# [Goal]
Transcribe each line of the records below exactly, excluding any embedded images.
============
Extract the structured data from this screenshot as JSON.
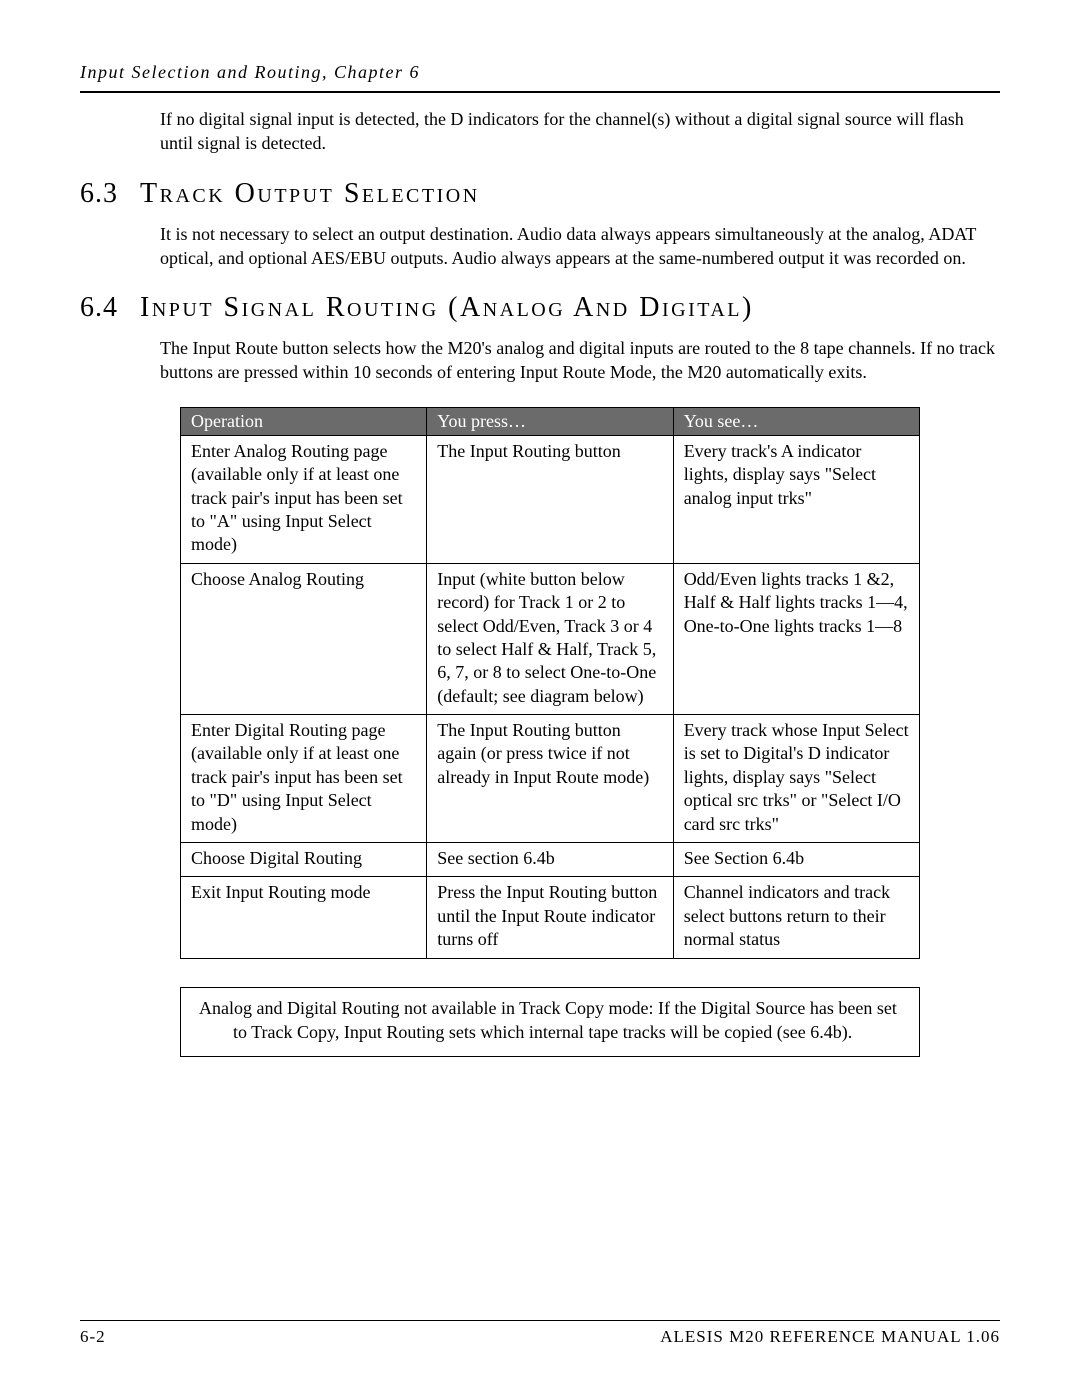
{
  "running_head": "Input Selection and Routing, Chapter 6",
  "intro_para": "If no digital signal input is detected, the D indicators for the channel(s) without a digital signal source will flash until signal is detected.",
  "sec63": {
    "num": "6.3",
    "title": "Track Output Selection",
    "body": "It is not necessary to select an output destination. Audio data always appears simultaneously at the analog, ADAT optical, and optional AES/EBU outputs. Audio always appears at the same-numbered output it was recorded on."
  },
  "sec64": {
    "num": "6.4",
    "title": "Input Signal Routing (Analog And Digital)",
    "body": "The Input Route button selects how the M20's analog and digital inputs are routed to the 8 tape channels. If no track buttons are pressed within 10 seconds of entering Input Route Mode, the M20 automatically exits."
  },
  "table": {
    "headers": [
      "Operation",
      "You press…",
      "You see…"
    ],
    "rows": [
      [
        "Enter Analog Routing page (available only if at least one track pair's input has been set to \"A\" using Input Select mode)",
        "The Input Routing button",
        "Every track's A indicator lights, display says \"Select analog input trks\""
      ],
      [
        "Choose Analog Routing",
        "Input (white button below record) for Track 1 or 2 to select Odd/Even, Track 3 or 4 to select Half & Half, Track 5, 6, 7, or 8 to select One-to-One (default; see diagram below)",
        "Odd/Even lights tracks 1 &2, Half & Half lights tracks 1—4, One-to-One lights tracks 1—8"
      ],
      [
        "Enter Digital Routing page (available only if at least one track pair's input has been set to \"D\" using Input Select mode)",
        "The Input Routing button again (or press twice if not already in Input Route mode)",
        "Every track whose Input Select is set to Digital's D indicator lights, display says \"Select optical src trks\" or \"Select I/O card src trks\""
      ],
      [
        "Choose Digital Routing",
        "See section 6.4b",
        "See Section 6.4b"
      ],
      [
        "Exit Input Routing mode",
        "Press the Input Routing button until the Input Route indicator turns off",
        "Channel indicators and track select buttons return to their normal status"
      ]
    ]
  },
  "note": "Analog and Digital Routing not available in Track Copy mode: If the Digital Source has been set to Track Copy, Input Routing sets which internal tape tracks will be copied (see 6.4b).",
  "footer": {
    "left": "6-2",
    "right": "ALESIS M20 REFERENCE MANUAL 1.06"
  }
}
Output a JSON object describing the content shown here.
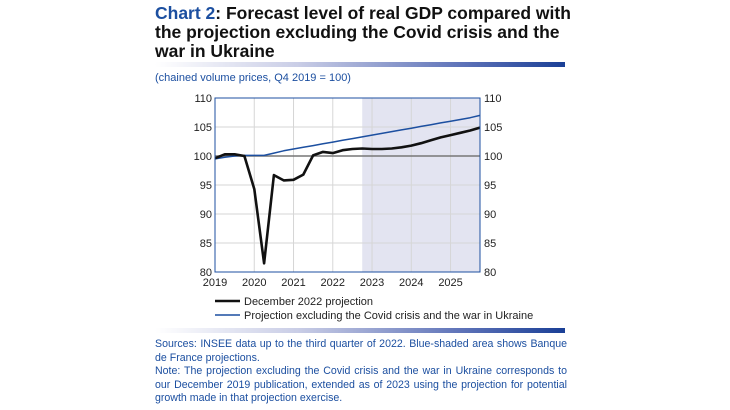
============
# [Solution below]
Extract the structured data from this screenshot as JSON.
{
  "running_head": "Input Selection and Routing, Chapter 6",
  "intro_para": "If no digital signal input is detected, the D indicators for the channel(s) without a digital signal source will flash until signal is detected.",
  "sec63": {
    "num": "6.3",
    "title": "Track Output Selection",
    "body": "It is not necessary to select an output destination. Audio data always appears simultaneously at the analog, ADAT optical, and optional AES/EBU outputs. Audio always appears at the same-numbered output it was recorded on."
  },
  "sec64": {
    "num": "6.4",
    "title": "Input Signal Routing (Analog And Digital)",
    "body": "The Input Route button selects how the M20's analog and digital inputs are routed to the 8 tape channels. If no track buttons are pressed within 10 seconds of entering Input Route Mode, the M20 automatically exits."
  },
  "table": {
    "headers": [
      "Operation",
      "You press…",
      "You see…"
    ],
    "rows": [
      [
        "Enter Analog Routing page (available only if at least one track pair's input has been set to \"A\" using Input Select mode)",
        "The Input Routing button",
        "Every track's A indicator lights, display says \"Select analog input trks\""
      ],
      [
        "Choose Analog Routing",
        "Input (white button below record) for Track 1 or 2 to select Odd/Even, Track 3 or 4 to select Half & Half, Track 5, 6, 7, or 8 to select One-to-One (default; see diagram below)",
        "Odd/Even lights tracks 1 &2, Half & Half lights tracks 1—4, One-to-One lights tracks 1—8"
      ],
      [
        "Enter Digital Routing page (available only if at least one track pair's input has been set to \"D\" using Input Select mode)",
        "The Input Routing button again (or press twice if not already in Input Route mode)",
        "Every track whose Input Select is set to Digital's D indicator lights, display says \"Select optical src trks\" or \"Select I/O card src trks\""
      ],
      [
        "Choose Digital Routing",
        "See section 6.4b",
        "See Section 6.4b"
      ],
      [
        "Exit Input Routing mode",
        "Press the Input Routing button until the Input Route indicator turns off",
        "Channel indicators and track select buttons return to their normal status"
      ]
    ]
  },
  "note": "Analog and Digital Routing not available in Track Copy mode: If the Digital Source has been set to Track Copy, Input Routing sets which internal tape tracks will be copied (see 6.4b).",
  "footer": {
    "left": "6-2",
    "right": "ALESIS M20 REFERENCE MANUAL 1.06"
  }
}
Output a JSON object describing the content shown here.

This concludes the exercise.